[THE PROBLEM]
The records should be written out in full, with nothing altered.

[begin PROVIDED INFORMATION]

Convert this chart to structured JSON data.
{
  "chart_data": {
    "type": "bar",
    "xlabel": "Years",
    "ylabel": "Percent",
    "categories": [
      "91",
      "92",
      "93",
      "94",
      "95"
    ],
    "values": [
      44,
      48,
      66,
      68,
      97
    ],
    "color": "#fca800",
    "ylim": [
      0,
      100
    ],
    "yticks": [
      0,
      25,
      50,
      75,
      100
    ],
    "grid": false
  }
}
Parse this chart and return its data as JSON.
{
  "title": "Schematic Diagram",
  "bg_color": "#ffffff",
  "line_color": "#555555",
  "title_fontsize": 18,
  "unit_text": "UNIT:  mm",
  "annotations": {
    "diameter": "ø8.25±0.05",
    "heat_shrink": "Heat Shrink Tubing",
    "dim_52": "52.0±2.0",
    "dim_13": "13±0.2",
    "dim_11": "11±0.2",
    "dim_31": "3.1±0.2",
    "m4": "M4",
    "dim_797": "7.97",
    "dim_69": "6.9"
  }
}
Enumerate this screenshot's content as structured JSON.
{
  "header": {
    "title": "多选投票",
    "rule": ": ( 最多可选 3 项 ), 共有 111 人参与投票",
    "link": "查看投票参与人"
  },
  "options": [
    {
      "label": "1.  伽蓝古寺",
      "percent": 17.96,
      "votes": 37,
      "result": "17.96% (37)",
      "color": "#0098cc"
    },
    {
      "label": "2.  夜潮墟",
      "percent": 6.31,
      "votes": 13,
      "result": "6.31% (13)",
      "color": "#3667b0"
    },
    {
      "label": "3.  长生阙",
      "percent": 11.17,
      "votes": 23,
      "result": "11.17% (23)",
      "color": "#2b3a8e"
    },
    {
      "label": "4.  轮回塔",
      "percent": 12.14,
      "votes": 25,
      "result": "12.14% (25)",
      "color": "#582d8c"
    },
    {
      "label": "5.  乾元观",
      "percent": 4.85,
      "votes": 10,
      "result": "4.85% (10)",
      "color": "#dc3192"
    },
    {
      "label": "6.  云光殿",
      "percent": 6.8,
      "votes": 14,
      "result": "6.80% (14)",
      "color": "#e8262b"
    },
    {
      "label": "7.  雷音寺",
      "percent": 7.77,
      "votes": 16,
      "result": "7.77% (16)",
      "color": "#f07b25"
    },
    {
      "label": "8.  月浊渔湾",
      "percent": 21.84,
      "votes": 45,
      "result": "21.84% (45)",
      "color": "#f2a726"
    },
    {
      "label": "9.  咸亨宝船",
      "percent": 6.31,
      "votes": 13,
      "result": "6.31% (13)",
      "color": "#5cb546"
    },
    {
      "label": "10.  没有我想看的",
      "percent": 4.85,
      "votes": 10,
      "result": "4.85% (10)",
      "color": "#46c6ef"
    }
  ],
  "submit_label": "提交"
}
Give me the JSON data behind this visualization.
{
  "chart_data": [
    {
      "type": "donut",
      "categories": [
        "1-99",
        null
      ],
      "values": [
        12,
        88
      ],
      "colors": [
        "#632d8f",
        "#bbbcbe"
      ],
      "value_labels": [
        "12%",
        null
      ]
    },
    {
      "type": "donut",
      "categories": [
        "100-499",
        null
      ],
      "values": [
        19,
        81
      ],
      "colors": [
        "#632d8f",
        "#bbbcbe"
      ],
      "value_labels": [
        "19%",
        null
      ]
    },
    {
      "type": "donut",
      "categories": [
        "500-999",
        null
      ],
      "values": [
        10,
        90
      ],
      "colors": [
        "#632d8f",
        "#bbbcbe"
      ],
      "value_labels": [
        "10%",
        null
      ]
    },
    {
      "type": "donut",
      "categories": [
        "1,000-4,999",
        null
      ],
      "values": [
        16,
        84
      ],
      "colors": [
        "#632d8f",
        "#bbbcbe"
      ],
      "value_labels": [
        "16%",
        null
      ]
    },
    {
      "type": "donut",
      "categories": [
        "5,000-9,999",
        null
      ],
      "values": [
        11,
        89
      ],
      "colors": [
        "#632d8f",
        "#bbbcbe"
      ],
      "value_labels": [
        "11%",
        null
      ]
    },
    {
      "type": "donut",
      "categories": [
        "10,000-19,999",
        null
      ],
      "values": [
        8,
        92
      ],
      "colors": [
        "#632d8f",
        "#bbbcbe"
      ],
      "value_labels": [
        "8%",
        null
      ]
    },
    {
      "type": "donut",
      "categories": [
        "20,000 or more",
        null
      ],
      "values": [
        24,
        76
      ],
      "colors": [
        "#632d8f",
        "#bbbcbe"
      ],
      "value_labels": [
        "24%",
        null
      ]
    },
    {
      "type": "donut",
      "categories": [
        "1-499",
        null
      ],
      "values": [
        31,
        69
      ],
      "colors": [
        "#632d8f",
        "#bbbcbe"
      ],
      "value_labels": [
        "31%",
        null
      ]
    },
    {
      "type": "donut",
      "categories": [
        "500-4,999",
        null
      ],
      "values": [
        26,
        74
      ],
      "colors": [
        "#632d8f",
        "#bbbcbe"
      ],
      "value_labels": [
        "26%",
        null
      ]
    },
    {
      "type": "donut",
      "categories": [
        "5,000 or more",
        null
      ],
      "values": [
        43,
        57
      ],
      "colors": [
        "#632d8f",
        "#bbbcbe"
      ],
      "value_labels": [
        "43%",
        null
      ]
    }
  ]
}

[end PROVIDED INFORMATION]

[EXERCISE RESULT]
Convert this chart to structured JSON data.
{
  "chart_data": {
    "type": "bar",
    "xlabel": "Years",
    "ylabel": "Percent",
    "categories": [
      "91",
      "92",
      "93",
      "94",
      "95"
    ],
    "values": [
      44,
      48,
      66,
      68,
      97
    ],
    "color": "#fca800",
    "ylim": [
      0,
      100
    ],
    "yticks": [
      0,
      25,
      50,
      75,
      100
    ],
    "grid": false
  }
}
Parse this chart and return its data as JSON.
{
  "title": "Schematic Diagram",
  "bg_color": "#ffffff",
  "line_color": "#555555",
  "title_fontsize": 18,
  "unit_text": "UNIT:  mm",
  "annotations": {
    "diameter": "ø8.25±0.05",
    "heat_shrink": "Heat Shrink Tubing",
    "dim_52": "52.0±2.0",
    "dim_13": "13±0.2",
    "dim_11": "11±0.2",
    "dim_31": "3.1±0.2",
    "m4": "M4",
    "dim_797": "7.97",
    "dim_69": "6.9"
  }
}
Enumerate this screenshot's content as structured JSON.
{
  "header": {
    "title": "多选投票",
    "rule": ": ( 最多可选 3 项 ), 共有 111 人参与投票",
    "link": "查看投票参与人"
  },
  "options": [
    {
      "label": "1.  伽蓝古寺",
      "percent": 17.96,
      "votes": 37,
      "result": "17.96% (37)",
      "color": "#0098cc"
    },
    {
      "label": "2.  夜潮墟",
      "percent": 6.31,
      "votes": 13,
      "result": "6.31% (13)",
      "color": "#3667b0"
    },
    {
      "label": "3.  长生阙",
      "percent": 11.17,
      "votes": 23,
      "result": "11.17% (23)",
      "color": "#2b3a8e"
    },
    {
      "label": "4.  轮回塔",
      "percent": 12.14,
      "votes": 25,
      "result": "12.14% (25)",
      "color": "#582d8c"
    },
    {
      "label": "5.  乾元观",
      "percent": 4.85,
      "votes": 10,
      "result": "4.85% (10)",
      "color": "#dc3192"
    },
    {
      "label": "6.  云光殿",
      "percent": 6.8,
      "votes": 14,
      "result": "6.80% (14)",
      "color": "#e8262b"
    },
    {
      "label": "7.  雷音寺",
      "percent": 7.77,
      "votes": 16,
      "result": "7.77% (16)",
      "color": "#f07b25"
    },
    {
      "label": "8.  月浊渔湾",
      "percent": 21.84,
      "votes": 45,
      "result": "21.84% (45)",
      "color": "#f2a726"
    },
    {
      "label": "9.  咸亨宝船",
      "percent": 6.31,
      "votes": 13,
      "result": "6.31% (13)",
      "color": "#5cb546"
    },
    {
      "label": "10.  没有我想看的",
      "percent": 4.85,
      "votes": 10,
      "result": "4.85% (10)",
      "color": "#46c6ef"
    }
  ],
  "submit_label": "提交"
}
Give me the JSON data behind this visualization.
{
  "chart_data": [
    {
      "type": "donut",
      "categories": [
        "1-99",
        null
      ],
      "values": [
        12,
        88
      ],
      "colors": [
        "#632d8f",
        "#bbbcbe"
      ],
      "value_labels": [
        "12%",
        null
      ]
    },
    {
      "type": "donut",
      "categories": [
        "100-499",
        null
      ],
      "values": [
        19,
        81
      ],
      "colors": [
        "#632d8f",
        "#bbbcbe"
      ],
      "value_labels": [
        "19%",
        null
      ]
    },
    {
      "type": "donut",
      "categories": [
        "500-999",
        null
      ],
      "values": [
        10,
        90
      ],
      "colors": [
        "#632d8f",
        "#bbbcbe"
      ],
      "value_labels": [
        "10%",
        null
      ]
    },
    {
      "type": "donut",
      "categories": [
        "1,000-4,999",
        null
      ],
      "values": [
        16,
        84
      ],
      "colors": [
        "#632d8f",
        "#bbbcbe"
      ],
      "value_labels": [
        "16%",
        null
      ]
    },
    {
      "type": "donut",
      "categories": [
        "5,000-9,999",
        null
      ],
      "values": [
        11,
        89
      ],
      "colors": [
        "#632d8f",
        "#bbbcbe"
      ],
      "value_labels": [
        "11%",
        null
      ]
    },
    {
      "type": "donut",
      "categories": [
        "10,000-19,999",
        null
      ],
      "values": [
        8,
        92
      ],
      "colors": [
        "#632d8f",
        "#bbbcbe"
      ],
      "value_labels": [
        "8%",
        null
      ]
    },
    {
      "type": "donut",
      "categories": [
        "20,000 or more",
        null
      ],
      "values": [
        24,
        76
      ],
      "colors": [
        "#632d8f",
        "#bbbcbe"
      ],
      "value_labels": [
        "24%",
        null
      ]
    },
    {
      "type": "donut",
      "categories": [
        "1-499",
        null
      ],
      "values": [
        31,
        69
      ],
      "colors": [
        "#632d8f",
        "#bbbcbe"
      ],
      "value_labels": [
        "31%",
        null
      ]
    },
    {
      "type": "donut",
      "categories": [
        "500-4,999",
        null
      ],
      "values": [
        26,
        74
      ],
      "colors": [
        "#632d8f",
        "#bbbcbe"
      ],
      "value_labels": [
        "26%",
        null
      ]
    },
    {
      "type": "donut",
      "categories": [
        "5,000 or more",
        null
      ],
      "values": [
        43,
        57
      ],
      "colors": [
        "#632d8f",
        "#bbbcbe"
      ],
      "value_labels": [
        "43%",
        null
      ]
    }
  ]
}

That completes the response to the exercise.